→ **Problem description**: Send each entry back exactly as given, pictures excluded.

→ **Entries supplied**:

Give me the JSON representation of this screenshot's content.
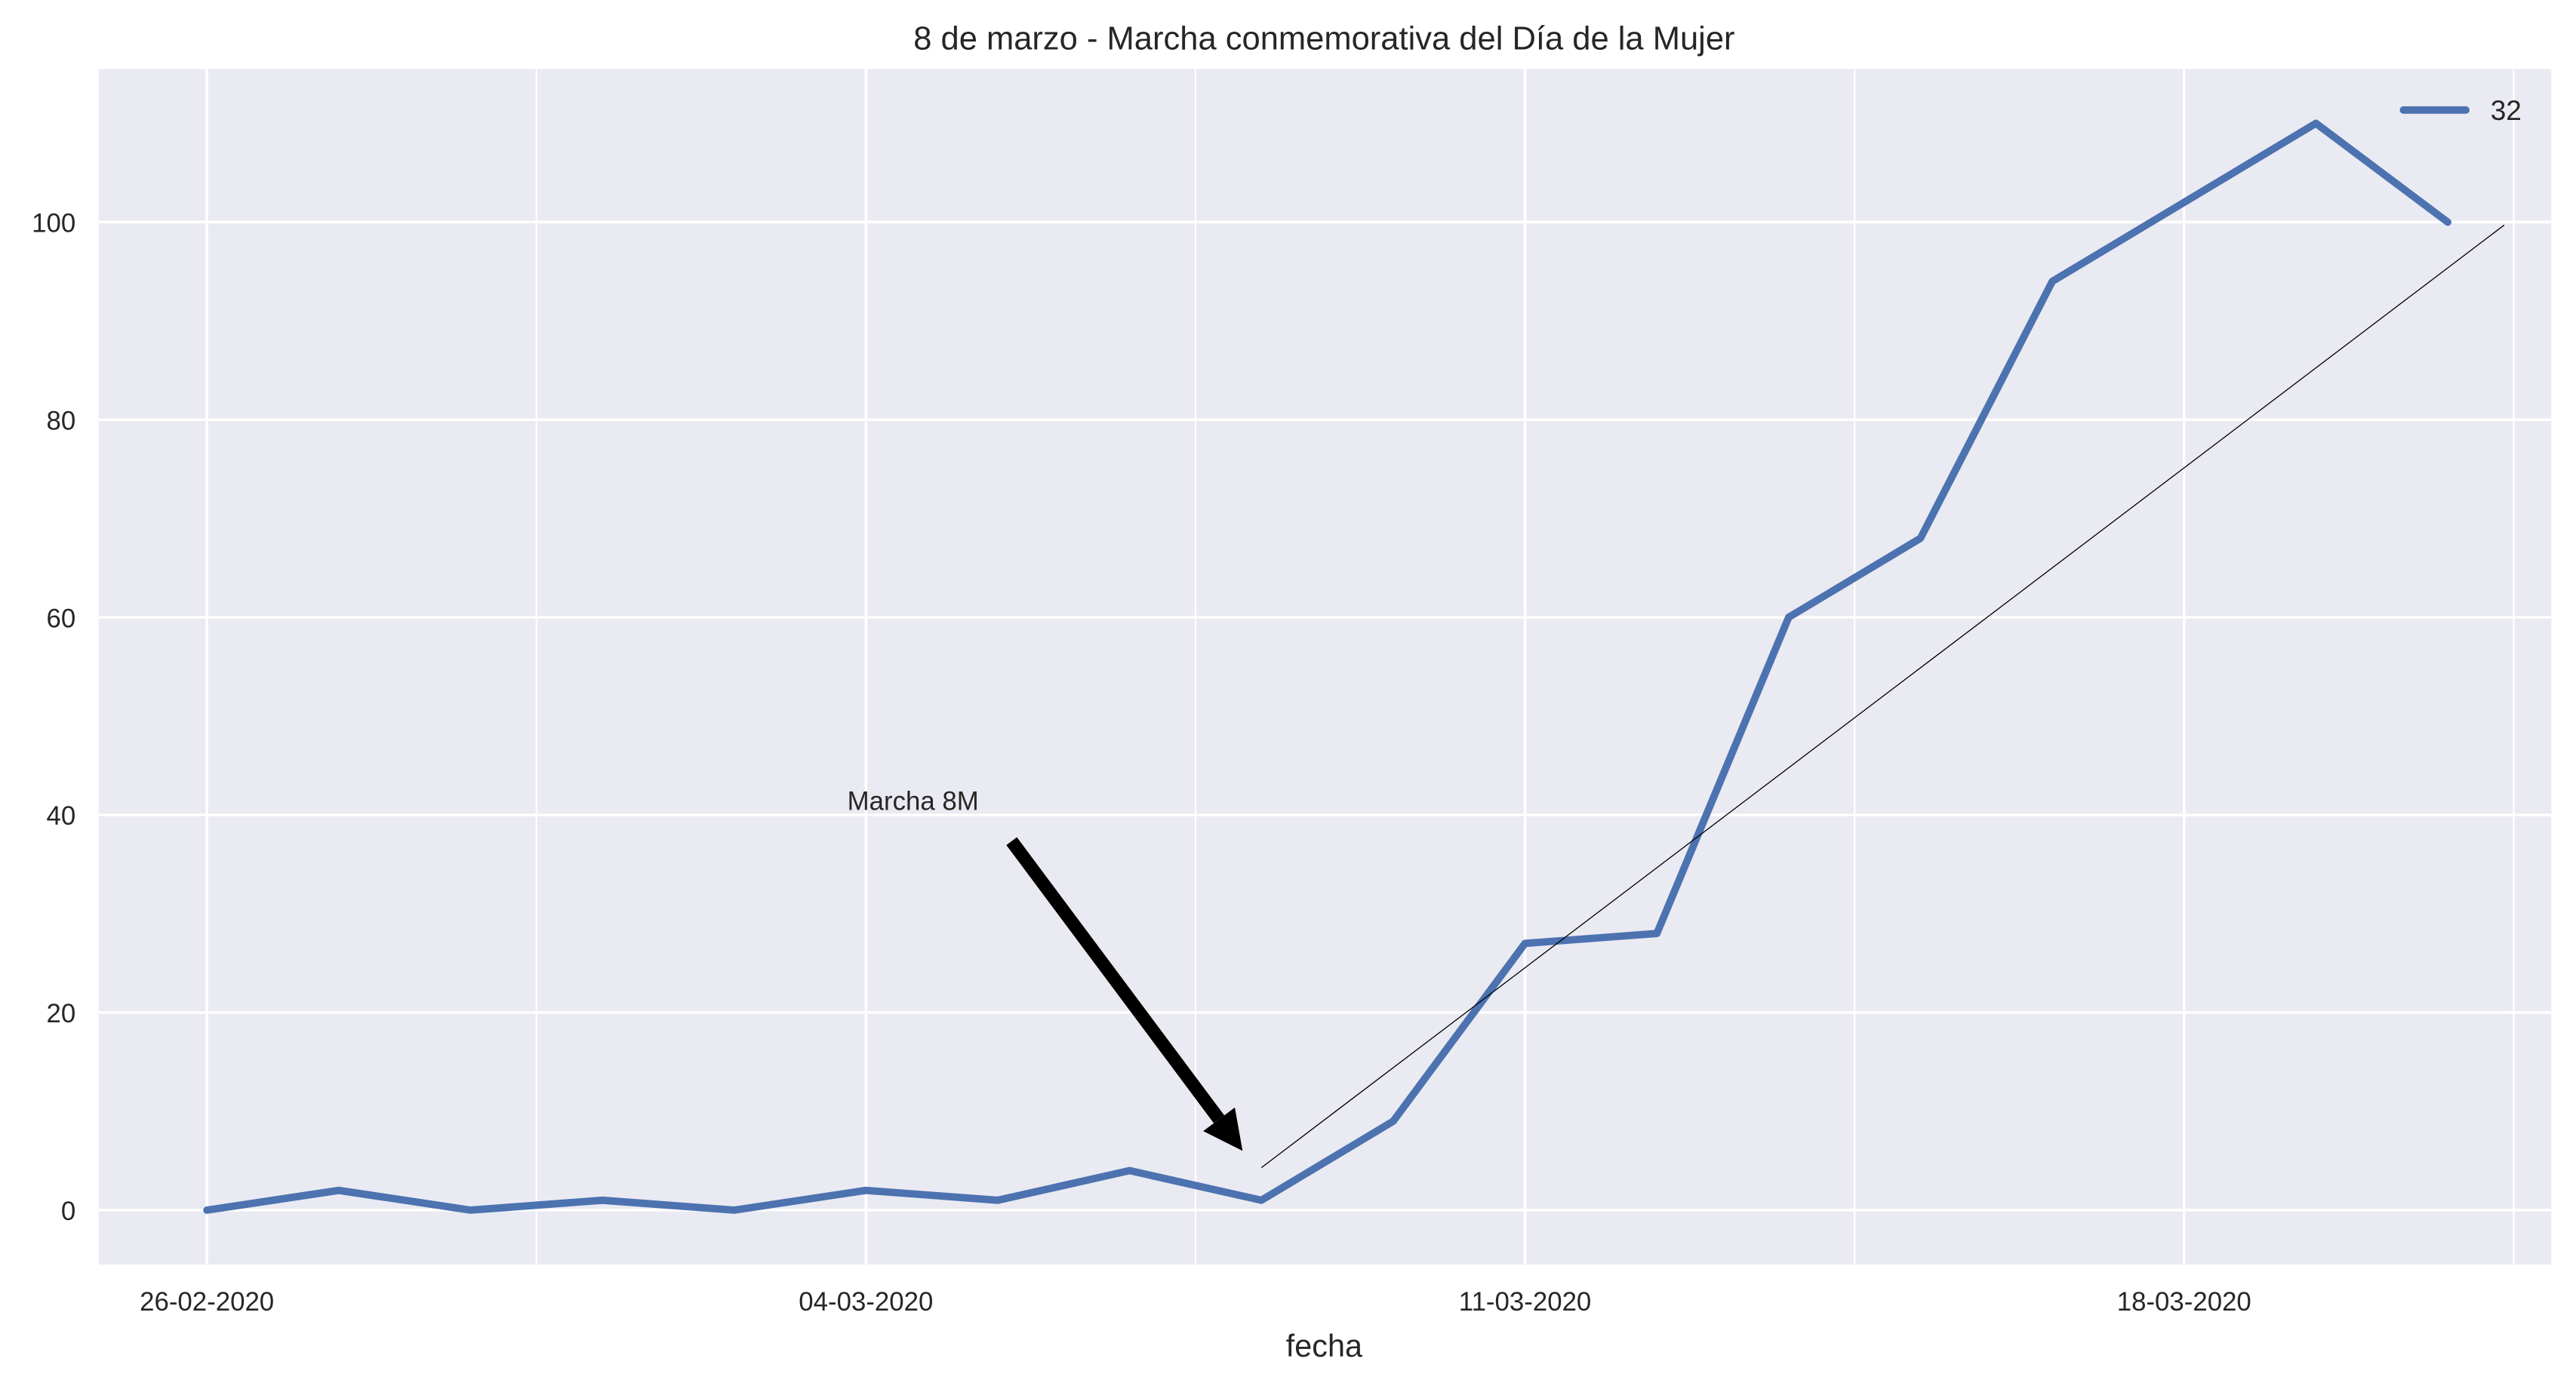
{
  "chart_data": {
    "type": "line",
    "title": "8 de marzo - Marcha conmemorativa del Día de la Mujer",
    "xlabel": "fecha",
    "x": [
      0,
      1.4,
      2.8,
      4.2,
      5.6,
      7,
      8.4,
      9.8,
      11.2,
      12.6,
      14,
      15.4,
      16.8,
      18.2,
      19.6,
      21,
      22.4,
      23.8
    ],
    "series": [
      {
        "name": "32",
        "color": "#4c72b0",
        "values": [
          0,
          2,
          0,
          1,
          0,
          2,
          1,
          4,
          1,
          9,
          27,
          28,
          60,
          68,
          94,
          102,
          110,
          100
        ]
      }
    ],
    "trend_line": {
      "x": [
        11.2,
        24.4
      ],
      "y": [
        4.3,
        99.7
      ],
      "color": "#000000"
    },
    "annotation": {
      "text": "Marcha 8M",
      "xy": [
        11,
        6
      ],
      "xytext": [
        7.5,
        41.5
      ]
    },
    "xlim": [
      -1.15,
      24.9
    ],
    "xticks": [
      {
        "value": 0,
        "label": "26-02-2020"
      },
      {
        "value": 7,
        "label": "04-03-2020"
      },
      {
        "value": 14,
        "label": "11-03-2020"
      },
      {
        "value": 21,
        "label": "18-03-2020"
      }
    ],
    "xminorticks": [
      3.5,
      10.5,
      17.5,
      24.5
    ],
    "ylim": [
      -5.5,
      115.5
    ],
    "yticks": [
      0,
      20,
      40,
      60,
      80,
      100
    ],
    "grid": true,
    "legend": "upper right"
  }
}
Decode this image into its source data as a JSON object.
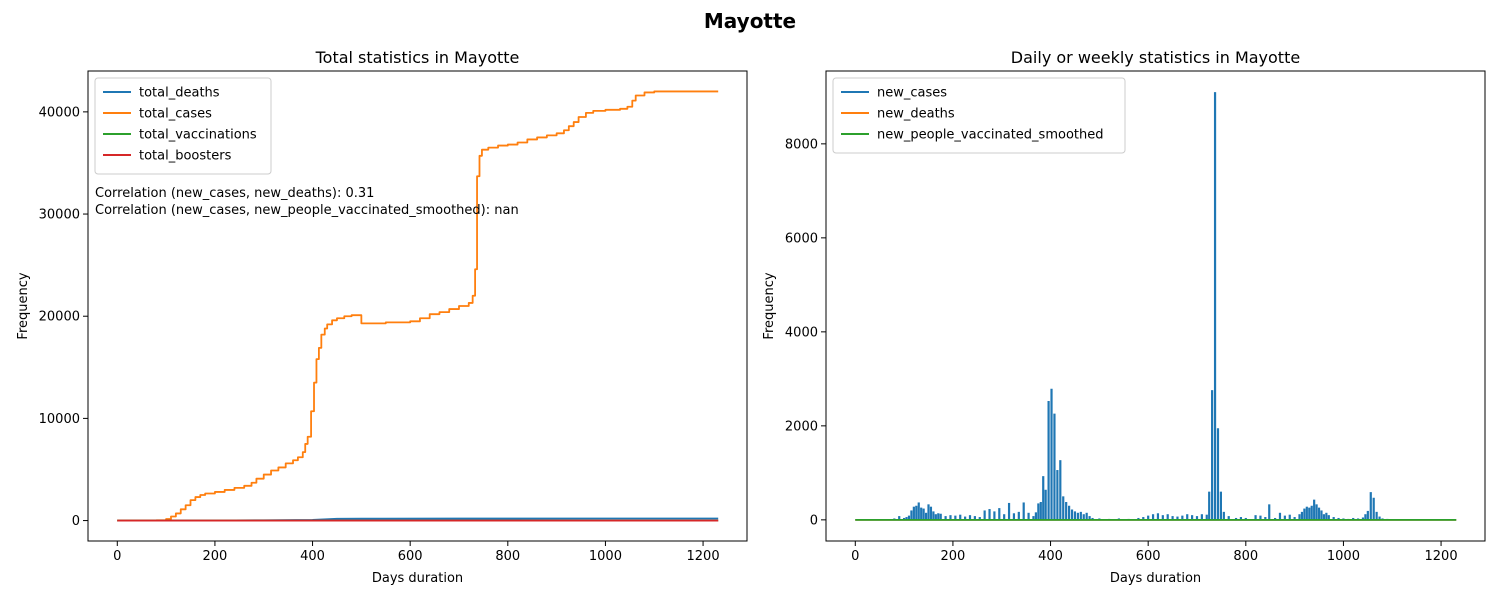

→ **Solution to this task**:
Give me the JSON representation of this screenshot's content.
{
  "chart_data": {
    "type": "line",
    "title": "8 de marzo - Marcha conmemorativa del Día de la Mujer",
    "xlabel": "fecha",
    "x": [
      0,
      1.4,
      2.8,
      4.2,
      5.6,
      7,
      8.4,
      9.8,
      11.2,
      12.6,
      14,
      15.4,
      16.8,
      18.2,
      19.6,
      21,
      22.4,
      23.8
    ],
    "series": [
      {
        "name": "32",
        "color": "#4c72b0",
        "values": [
          0,
          2,
          0,
          1,
          0,
          2,
          1,
          4,
          1,
          9,
          27,
          28,
          60,
          68,
          94,
          102,
          110,
          100
        ]
      }
    ],
    "trend_line": {
      "x": [
        11.2,
        24.4
      ],
      "y": [
        4.3,
        99.7
      ],
      "color": "#000000"
    },
    "annotation": {
      "text": "Marcha 8M",
      "xy": [
        11,
        6
      ],
      "xytext": [
        7.5,
        41.5
      ]
    },
    "xlim": [
      -1.15,
      24.9
    ],
    "xticks": [
      {
        "value": 0,
        "label": "26-02-2020"
      },
      {
        "value": 7,
        "label": "04-03-2020"
      },
      {
        "value": 14,
        "label": "11-03-2020"
      },
      {
        "value": 21,
        "label": "18-03-2020"
      }
    ],
    "xminorticks": [
      3.5,
      10.5,
      17.5,
      24.5
    ],
    "ylim": [
      -5.5,
      115.5
    ],
    "yticks": [
      0,
      20,
      40,
      60,
      80,
      100
    ],
    "grid": true,
    "legend": "upper right"
  }
}
Decode this image into its source data as a JSON object.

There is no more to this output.